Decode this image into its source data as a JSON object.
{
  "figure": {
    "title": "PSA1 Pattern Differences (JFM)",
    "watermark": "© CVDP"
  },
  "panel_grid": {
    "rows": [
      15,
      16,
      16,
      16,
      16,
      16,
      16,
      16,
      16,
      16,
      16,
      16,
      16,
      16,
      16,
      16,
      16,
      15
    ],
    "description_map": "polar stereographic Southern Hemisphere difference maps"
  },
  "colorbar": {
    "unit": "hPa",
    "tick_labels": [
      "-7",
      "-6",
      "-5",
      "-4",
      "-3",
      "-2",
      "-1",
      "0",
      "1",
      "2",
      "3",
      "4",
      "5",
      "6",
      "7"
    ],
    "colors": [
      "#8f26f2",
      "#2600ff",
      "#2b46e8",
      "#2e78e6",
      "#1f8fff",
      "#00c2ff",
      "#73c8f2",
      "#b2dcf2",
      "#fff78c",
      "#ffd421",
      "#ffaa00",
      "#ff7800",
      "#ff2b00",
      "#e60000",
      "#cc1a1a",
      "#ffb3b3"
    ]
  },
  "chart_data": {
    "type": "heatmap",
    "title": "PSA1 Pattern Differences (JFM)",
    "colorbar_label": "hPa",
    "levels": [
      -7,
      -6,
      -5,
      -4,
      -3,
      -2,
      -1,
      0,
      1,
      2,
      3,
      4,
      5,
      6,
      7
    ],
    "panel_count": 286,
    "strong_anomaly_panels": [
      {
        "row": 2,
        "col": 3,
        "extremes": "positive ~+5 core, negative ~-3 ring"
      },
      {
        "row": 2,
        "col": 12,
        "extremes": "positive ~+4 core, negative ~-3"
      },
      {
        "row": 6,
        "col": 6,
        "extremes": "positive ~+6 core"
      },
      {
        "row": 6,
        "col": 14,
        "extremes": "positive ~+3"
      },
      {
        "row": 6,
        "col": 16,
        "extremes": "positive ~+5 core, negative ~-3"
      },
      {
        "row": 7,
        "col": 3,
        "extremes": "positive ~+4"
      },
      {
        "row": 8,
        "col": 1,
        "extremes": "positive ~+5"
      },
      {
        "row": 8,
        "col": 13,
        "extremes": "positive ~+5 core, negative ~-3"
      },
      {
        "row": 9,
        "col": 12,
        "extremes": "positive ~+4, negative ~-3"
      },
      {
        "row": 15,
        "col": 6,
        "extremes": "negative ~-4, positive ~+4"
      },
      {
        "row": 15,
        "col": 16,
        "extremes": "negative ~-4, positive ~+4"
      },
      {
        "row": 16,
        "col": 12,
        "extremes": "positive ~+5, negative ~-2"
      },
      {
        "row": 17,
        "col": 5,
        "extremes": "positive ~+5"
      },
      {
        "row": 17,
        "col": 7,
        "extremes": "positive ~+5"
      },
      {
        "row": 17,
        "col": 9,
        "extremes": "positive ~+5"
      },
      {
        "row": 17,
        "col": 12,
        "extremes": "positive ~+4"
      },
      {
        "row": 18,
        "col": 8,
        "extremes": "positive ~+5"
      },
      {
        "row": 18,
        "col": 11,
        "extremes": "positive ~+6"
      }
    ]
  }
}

Required work: Scan the material above for the string "negative" and report each line where you find it.

Finished task:
        "extremes": "positive ~+5 core, negative ~-3 ring"
        "extremes": "positive ~+4 core, negative ~-3"
        "extremes": "positive ~+5 core, negative ~-3"
        "extremes": "positive ~+5 core, negative ~-3"
        "extremes": "positive ~+4, negative ~-3"
        "extremes": "negative ~-4, positive ~+4"
        "extremes": "negative ~-4, positive ~+4"
        "extremes": "positive ~+5, negative ~-2"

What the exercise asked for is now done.